[start]
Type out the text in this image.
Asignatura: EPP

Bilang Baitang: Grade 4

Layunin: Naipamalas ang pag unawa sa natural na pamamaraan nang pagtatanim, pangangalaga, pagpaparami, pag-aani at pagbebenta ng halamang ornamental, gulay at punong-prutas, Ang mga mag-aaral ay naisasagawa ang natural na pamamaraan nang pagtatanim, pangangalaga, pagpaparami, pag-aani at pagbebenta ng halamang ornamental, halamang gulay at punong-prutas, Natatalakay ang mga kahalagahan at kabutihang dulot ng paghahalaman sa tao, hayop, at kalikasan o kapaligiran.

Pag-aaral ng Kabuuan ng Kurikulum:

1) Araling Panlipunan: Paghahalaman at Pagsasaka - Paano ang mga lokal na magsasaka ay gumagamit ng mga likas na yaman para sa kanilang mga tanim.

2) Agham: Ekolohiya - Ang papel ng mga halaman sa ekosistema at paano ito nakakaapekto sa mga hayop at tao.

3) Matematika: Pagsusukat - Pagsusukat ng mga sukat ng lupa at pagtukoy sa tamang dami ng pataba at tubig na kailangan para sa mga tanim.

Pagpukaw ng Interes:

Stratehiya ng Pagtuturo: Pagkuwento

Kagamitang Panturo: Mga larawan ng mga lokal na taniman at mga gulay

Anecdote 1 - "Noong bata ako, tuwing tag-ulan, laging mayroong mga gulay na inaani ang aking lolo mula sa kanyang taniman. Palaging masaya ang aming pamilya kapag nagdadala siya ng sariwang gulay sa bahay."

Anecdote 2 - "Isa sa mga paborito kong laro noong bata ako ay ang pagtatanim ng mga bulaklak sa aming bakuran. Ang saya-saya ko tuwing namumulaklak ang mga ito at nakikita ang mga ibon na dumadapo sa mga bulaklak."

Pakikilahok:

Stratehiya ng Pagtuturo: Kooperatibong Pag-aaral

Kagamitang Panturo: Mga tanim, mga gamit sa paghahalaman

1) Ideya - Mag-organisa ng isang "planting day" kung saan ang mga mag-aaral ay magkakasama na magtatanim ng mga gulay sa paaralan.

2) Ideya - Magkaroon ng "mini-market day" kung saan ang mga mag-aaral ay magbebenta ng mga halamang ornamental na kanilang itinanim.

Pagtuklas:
[end]
[start]
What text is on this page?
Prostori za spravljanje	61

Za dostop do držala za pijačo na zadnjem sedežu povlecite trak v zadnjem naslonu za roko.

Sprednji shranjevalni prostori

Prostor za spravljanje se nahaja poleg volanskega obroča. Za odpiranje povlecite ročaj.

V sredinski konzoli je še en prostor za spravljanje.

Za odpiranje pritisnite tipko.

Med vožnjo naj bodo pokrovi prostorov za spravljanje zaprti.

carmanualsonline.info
[end]
→ PROBLEM TO WORK ON
Check each line of the records above for "ornamental", and copy those that have it.

→ TASK RESULT
Layunin: Naipamalas ang pag unawa sa natural na pamamaraan nang pagtatanim, pangangalaga, pagpaparami, pag-aani at pagbebenta ng halamang ornamental, gulay at punong-prutas, Ang mga mag-aaral ay naisasagawa ang natural na pamamaraan nang pagtatanim, pangangalaga, pagpaparami, pag-aani at pagbebenta ng halamang ornamental, halamang gulay at punong-prutas, Natatalakay ang mga kahalagahan at kabutihang dulot ng paghahalaman sa tao, hayop, at kalikasan o kapaligiran.
2) Ideya - Magkaroon ng "mini-market day" kung saan ang mga mag-aaral ay magbebenta ng mga halamang ornamental na kanilang itinanim.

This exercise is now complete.